Data excerpts
++++++++++++++++++++
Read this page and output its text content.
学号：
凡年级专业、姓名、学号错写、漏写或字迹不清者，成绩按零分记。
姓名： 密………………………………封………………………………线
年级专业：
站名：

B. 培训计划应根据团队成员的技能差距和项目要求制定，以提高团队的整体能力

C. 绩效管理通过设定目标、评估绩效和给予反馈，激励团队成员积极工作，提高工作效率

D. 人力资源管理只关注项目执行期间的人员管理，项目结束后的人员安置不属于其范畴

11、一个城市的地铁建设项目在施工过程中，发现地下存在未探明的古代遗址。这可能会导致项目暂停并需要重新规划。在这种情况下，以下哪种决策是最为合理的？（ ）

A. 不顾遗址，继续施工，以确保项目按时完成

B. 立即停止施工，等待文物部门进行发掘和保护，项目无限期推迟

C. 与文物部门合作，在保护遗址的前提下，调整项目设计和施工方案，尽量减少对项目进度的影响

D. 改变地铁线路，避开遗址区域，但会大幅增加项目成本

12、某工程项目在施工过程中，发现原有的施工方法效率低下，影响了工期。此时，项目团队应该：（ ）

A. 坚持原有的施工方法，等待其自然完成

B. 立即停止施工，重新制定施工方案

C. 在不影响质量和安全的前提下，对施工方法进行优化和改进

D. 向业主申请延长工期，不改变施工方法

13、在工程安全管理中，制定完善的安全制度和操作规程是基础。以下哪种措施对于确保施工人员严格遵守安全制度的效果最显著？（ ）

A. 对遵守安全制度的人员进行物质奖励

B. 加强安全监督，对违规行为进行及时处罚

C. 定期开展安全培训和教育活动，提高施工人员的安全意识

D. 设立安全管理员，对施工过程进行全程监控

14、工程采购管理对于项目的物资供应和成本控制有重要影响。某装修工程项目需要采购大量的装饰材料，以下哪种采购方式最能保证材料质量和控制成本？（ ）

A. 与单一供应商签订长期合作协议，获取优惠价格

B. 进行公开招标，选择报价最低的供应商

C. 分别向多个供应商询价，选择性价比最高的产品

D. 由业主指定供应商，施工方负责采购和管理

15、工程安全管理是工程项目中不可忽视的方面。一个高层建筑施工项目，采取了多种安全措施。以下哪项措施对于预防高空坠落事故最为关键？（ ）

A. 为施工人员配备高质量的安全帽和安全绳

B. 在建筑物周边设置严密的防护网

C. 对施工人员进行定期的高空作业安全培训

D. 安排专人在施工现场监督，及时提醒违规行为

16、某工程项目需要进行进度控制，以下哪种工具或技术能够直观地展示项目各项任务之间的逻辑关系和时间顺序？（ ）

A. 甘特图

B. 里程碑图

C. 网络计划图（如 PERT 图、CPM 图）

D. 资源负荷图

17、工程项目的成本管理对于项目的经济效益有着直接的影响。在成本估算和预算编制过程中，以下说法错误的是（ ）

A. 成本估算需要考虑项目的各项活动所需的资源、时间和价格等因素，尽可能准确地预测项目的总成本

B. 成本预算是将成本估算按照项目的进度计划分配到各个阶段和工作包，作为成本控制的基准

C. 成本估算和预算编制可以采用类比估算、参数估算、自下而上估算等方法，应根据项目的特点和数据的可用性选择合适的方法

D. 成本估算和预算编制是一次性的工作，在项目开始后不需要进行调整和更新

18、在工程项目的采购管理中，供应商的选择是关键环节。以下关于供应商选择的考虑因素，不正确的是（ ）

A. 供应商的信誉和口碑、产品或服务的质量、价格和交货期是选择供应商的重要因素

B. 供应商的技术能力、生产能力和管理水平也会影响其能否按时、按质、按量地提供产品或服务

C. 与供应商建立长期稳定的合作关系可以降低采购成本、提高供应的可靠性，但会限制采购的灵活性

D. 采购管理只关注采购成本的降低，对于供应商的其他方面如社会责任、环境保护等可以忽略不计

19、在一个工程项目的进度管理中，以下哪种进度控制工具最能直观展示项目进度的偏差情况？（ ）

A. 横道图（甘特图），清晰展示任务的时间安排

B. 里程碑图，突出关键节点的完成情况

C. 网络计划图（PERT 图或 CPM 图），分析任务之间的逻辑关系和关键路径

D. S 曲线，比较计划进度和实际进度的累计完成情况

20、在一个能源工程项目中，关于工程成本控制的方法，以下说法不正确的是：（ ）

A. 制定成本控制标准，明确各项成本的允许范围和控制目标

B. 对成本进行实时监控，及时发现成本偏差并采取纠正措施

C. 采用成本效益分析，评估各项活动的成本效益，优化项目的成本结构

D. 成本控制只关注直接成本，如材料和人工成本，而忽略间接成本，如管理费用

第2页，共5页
++++++++++++++++++++
— Exercise task —
Pick out the lines above that hold the string "网络计划图" and show them.

— Written solution —
C. 网络计划图（如 PERT 图、CPM 图）
C. 网络计划图（PERT 图或 CPM 图），分析任务之间的逻辑关系和关键路径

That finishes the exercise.